● **Problem to work on**
Pull out all lines from the listing below in which the word "value" appears.

● **Stored data**

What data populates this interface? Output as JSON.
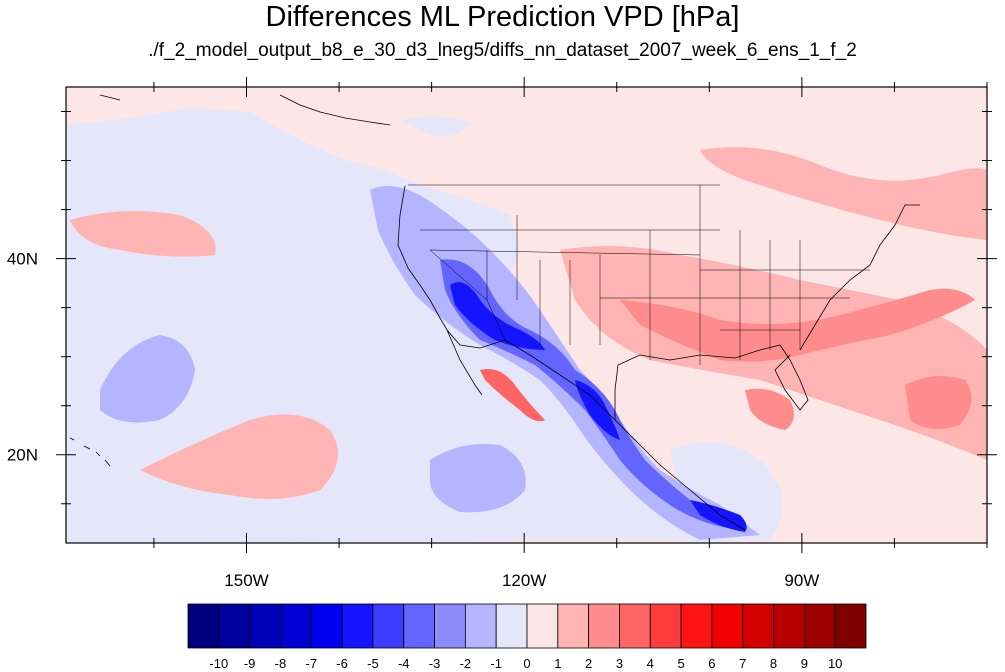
{
  "title": "Differences ML Prediction VPD [hPa]",
  "subtitle": "./f_2_model_output_b8_e_30_d3_lneg5/diffs_nn_dataset_2007_week_6_ens_1_f_2",
  "map": {
    "lon_range": [
      -169.5,
      -70
    ],
    "lat_range": [
      11,
      57.5
    ],
    "lon_ticks": [
      {
        "value": -150,
        "label": "150W"
      },
      {
        "value": -120,
        "label": "120W"
      },
      {
        "value": -90,
        "label": "90W"
      }
    ],
    "lat_ticks": [
      {
        "value": 40,
        "label": "40N"
      },
      {
        "value": 20,
        "label": "20N"
      }
    ],
    "background_color": "#fde6e6"
  },
  "colorbar": {
    "labels": [
      "-10",
      "-9",
      "-8",
      "-7",
      "-6",
      "-5",
      "-4",
      "-3",
      "-2",
      "-1",
      "0",
      "1",
      "2",
      "3",
      "4",
      "5",
      "6",
      "7",
      "8",
      "9",
      "10"
    ],
    "colors": [
      "#00007f",
      "#00009c",
      "#0000b8",
      "#0000d4",
      "#0000f0",
      "#1414ff",
      "#3c3cff",
      "#6464ff",
      "#8c8cff",
      "#b4b4ff",
      "#e6e6fa",
      "#fde6e6",
      "#ffb4b4",
      "#ff8c8c",
      "#ff6464",
      "#ff3c3c",
      "#ff1414",
      "#f00000",
      "#d40000",
      "#b80000",
      "#9c0000",
      "#7f0000"
    ]
  }
}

● **Right answer**
        "value": -150,
        "value": -120,
        "value": -90,
        "value": 40,
        "value": 20,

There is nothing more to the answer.